*RECORD LIST*:

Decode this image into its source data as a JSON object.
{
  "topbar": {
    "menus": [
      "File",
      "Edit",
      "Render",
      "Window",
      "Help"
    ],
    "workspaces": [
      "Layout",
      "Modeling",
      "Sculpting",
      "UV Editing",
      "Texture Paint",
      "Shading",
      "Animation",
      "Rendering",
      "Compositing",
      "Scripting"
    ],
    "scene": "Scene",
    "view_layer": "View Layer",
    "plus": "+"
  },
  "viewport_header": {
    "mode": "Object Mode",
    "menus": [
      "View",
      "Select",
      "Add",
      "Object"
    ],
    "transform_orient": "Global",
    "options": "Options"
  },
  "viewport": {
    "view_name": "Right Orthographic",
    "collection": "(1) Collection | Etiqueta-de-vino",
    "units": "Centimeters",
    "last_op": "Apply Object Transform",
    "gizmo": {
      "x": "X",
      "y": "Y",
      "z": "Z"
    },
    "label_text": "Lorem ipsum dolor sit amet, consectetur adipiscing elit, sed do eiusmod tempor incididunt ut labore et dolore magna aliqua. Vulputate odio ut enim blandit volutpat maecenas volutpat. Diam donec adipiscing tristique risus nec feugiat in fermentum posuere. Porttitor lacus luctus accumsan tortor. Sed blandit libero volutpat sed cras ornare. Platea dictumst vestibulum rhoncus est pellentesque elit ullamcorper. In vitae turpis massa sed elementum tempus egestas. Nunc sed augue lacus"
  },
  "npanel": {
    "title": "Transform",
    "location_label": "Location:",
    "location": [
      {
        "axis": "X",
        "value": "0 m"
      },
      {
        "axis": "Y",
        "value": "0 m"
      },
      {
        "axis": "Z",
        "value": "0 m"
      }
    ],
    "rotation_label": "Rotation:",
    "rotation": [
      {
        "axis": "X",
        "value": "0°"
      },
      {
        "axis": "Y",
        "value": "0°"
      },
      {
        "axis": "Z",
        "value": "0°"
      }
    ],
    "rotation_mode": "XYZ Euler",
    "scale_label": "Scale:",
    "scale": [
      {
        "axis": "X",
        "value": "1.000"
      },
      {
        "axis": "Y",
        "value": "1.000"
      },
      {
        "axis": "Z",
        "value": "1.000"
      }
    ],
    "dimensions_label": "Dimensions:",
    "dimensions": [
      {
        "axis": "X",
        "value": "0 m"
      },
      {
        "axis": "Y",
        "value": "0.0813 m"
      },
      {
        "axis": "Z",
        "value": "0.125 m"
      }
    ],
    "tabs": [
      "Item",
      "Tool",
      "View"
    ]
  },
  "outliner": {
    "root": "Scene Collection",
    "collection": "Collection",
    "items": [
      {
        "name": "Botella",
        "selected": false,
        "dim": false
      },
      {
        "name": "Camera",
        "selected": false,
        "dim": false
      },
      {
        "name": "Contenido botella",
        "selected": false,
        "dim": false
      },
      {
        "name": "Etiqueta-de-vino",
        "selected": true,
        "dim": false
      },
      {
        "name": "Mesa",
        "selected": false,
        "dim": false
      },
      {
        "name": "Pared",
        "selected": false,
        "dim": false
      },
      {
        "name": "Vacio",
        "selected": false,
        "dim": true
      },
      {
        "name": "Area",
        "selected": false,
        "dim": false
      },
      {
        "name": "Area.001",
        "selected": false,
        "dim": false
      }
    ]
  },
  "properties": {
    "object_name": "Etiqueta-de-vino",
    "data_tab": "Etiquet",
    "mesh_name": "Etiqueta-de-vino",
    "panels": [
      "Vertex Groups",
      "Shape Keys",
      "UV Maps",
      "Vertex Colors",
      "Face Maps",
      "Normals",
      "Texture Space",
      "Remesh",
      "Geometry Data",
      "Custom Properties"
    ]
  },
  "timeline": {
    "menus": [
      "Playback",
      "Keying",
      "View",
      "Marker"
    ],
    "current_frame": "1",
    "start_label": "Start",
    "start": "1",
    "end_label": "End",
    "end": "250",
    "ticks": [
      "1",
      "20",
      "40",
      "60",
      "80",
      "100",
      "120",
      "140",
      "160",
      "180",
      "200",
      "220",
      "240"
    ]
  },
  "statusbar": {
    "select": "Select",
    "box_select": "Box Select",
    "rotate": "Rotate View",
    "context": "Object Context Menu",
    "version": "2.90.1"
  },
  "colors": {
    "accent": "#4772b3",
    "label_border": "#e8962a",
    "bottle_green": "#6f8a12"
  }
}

*WHAT TO WORK ON*: Track down every line holding the string "Etiqueta" and copy it.

*SOLUTION*:
    "collection": "(1) Collection | Etiqueta-de-vino",
        "name": "Etiqueta-de-vino",
    "object_name": "Etiqueta-de-vino",
    "mesh_name": "Etiqueta-de-vino",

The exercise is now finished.